- _WHAT THIS TASK INVOLVES_
Write out the entries below once more, exactly.

- _MATERIAL SUPPLIED_
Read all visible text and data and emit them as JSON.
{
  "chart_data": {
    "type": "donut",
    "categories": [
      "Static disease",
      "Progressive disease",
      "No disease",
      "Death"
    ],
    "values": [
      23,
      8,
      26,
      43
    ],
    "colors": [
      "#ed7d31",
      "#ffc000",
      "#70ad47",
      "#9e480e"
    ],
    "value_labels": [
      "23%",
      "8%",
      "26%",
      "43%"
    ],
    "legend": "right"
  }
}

- _ANSWER TO THIS PROBLEM_
Read all visible text and data and emit them as JSON.
{
  "chart_data": {
    "type": "donut",
    "categories": [
      "Static disease",
      "Progressive disease",
      "No disease",
      "Death"
    ],
    "values": [
      23,
      8,
      26,
      43
    ],
    "colors": [
      "#ed7d31",
      "#ffc000",
      "#70ad47",
      "#9e480e"
    ],
    "value_labels": [
      "23%",
      "8%",
      "26%",
      "43%"
    ],
    "legend": "right"
  }
}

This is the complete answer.